→ TEXT SECTION:
*** Begin section ***
In a recent audio statement, the group behind the attempted Christmas Day bombing of a Detroit-bound airline called on Muslims to attack Americans wherever they find them.
The man who was speaking for al-Qaida in the Arabian Peninsula, Said Ali al-Shehri, is a citizen of Saudi Arabia who served time at Guantanamo Bay and later graduated from a Saudi program designed to rehabilitate radical Muslims.
Even though several of the program's graduates have found their way back to the battlefield, Saudi Arabia says it will continue trying to rehabilitate terrorists.
The program was created by the Saudi Ministry of Interior in an effort to re-educate extremists about the peaceful principles of Islam and reintegrate them to mainstream Saudi society.
The teachings didn't stick with Shehri, who after his release, traveled to Yemen and has been identified as a leader of the Yemeni branch of al-Qaida.
The path was similar for another Guantanamo detainee, Mohammad al-Awfi, who ended up in Yemen working for al-Qaida in the Arabian Peninsula. But now, surprisingly, Awfi is back in Saudi Arabia after he recrossed the border and gave himself up.
*** End section ***
→ ACTIVITY 1: According to the article, which body created the Saudi program meant to rehabilitate radical Muslims?
→ ACTIVITY 2: Please print the part of the article that opens with the words containing "The teachings didn't" and closes with "branch of al-Qaida.".
The items have nothing to do with the article.

→ DATA EXCERPTS:
*** Begin section ***
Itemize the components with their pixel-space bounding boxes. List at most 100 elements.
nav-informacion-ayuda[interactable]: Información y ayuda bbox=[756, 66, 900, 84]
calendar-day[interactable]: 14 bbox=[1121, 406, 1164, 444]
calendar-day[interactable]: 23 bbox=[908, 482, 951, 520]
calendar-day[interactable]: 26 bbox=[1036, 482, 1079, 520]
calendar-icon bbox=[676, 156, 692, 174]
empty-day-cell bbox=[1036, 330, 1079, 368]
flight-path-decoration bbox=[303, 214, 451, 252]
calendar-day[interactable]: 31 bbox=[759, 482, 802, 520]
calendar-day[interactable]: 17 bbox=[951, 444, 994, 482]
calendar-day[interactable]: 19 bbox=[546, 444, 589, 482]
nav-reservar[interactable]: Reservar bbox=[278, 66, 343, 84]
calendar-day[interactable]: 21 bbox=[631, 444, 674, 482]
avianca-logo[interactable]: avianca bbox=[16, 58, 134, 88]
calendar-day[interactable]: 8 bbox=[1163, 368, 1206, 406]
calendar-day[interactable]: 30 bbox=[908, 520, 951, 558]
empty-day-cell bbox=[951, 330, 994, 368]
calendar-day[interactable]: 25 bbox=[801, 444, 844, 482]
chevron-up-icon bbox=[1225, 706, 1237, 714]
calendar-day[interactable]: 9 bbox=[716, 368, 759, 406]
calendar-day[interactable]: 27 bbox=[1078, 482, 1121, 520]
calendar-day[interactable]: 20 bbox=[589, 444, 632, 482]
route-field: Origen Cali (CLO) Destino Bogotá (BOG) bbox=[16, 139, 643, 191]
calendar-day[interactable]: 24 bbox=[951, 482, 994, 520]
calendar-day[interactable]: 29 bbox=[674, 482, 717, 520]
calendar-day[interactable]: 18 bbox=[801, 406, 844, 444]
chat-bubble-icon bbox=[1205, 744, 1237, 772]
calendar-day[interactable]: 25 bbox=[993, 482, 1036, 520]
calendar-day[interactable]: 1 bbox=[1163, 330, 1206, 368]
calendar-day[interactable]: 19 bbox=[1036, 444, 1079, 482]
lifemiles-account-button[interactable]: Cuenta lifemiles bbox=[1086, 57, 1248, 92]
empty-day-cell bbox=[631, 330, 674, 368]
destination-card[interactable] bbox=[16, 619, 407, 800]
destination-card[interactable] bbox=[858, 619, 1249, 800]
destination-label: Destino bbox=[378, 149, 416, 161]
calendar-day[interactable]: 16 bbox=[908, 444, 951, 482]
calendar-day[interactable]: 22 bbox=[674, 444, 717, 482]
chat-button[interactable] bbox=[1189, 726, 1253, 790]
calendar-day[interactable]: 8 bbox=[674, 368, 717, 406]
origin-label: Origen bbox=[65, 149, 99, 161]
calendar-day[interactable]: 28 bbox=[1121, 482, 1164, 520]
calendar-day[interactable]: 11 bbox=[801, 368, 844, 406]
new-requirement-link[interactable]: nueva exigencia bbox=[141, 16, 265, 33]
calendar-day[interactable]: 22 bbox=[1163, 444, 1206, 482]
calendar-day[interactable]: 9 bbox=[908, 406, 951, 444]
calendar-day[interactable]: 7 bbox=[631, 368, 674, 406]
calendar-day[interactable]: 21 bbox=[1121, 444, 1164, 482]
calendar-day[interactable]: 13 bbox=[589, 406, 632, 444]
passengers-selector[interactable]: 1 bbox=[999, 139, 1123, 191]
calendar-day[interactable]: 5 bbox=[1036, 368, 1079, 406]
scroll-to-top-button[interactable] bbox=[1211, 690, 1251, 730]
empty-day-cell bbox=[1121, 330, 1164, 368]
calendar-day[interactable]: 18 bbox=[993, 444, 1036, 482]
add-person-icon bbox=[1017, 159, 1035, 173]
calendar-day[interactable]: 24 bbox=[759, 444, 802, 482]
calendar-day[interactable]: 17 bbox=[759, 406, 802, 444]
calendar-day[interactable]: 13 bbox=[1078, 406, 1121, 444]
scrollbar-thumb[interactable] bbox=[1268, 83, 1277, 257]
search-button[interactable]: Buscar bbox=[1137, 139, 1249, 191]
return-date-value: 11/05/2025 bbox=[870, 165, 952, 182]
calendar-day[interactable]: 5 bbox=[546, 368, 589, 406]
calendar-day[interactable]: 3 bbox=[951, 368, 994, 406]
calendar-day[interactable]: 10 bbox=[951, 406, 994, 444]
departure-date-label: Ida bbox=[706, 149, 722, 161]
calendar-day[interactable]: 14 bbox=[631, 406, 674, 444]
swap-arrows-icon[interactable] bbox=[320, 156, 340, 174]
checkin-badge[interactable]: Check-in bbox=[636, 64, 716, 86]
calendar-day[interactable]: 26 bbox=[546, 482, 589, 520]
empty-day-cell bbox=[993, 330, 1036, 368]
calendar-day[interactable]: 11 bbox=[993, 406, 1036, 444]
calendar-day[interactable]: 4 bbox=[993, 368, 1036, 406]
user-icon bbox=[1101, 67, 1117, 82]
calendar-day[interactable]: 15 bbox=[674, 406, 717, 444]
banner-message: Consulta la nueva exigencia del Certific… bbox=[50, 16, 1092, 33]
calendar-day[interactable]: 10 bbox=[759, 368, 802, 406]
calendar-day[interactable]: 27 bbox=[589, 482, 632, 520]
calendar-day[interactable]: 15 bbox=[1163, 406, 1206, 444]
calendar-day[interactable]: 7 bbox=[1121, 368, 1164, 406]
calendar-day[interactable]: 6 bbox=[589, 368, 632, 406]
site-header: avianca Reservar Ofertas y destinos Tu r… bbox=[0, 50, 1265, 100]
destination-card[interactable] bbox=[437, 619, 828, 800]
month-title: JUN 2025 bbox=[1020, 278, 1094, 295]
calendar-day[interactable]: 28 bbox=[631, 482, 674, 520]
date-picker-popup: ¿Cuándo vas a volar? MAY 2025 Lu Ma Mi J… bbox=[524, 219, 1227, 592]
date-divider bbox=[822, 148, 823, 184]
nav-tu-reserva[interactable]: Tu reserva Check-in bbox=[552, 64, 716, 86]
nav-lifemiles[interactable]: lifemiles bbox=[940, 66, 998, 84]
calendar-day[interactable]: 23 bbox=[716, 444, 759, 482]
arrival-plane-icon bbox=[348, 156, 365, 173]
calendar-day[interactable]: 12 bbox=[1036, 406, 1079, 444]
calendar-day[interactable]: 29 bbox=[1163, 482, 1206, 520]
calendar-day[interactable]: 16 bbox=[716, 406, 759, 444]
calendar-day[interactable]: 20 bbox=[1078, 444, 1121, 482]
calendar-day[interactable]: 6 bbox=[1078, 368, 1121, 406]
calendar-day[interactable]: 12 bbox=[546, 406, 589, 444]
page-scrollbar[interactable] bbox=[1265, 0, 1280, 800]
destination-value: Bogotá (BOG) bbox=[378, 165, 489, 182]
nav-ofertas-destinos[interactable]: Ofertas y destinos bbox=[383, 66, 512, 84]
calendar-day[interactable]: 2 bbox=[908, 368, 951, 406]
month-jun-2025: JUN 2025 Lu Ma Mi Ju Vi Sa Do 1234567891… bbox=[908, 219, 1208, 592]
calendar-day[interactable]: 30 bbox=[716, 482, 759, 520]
*** End section ***
→ OUTPUT 1: The Saudi Ministry of Interior.

→ OUTPUT 2:
The teachings didn't stick with Shehri, who after his release, traveled to Yemen and has been identified as a leader of the Yemeni branch of al-Qaida.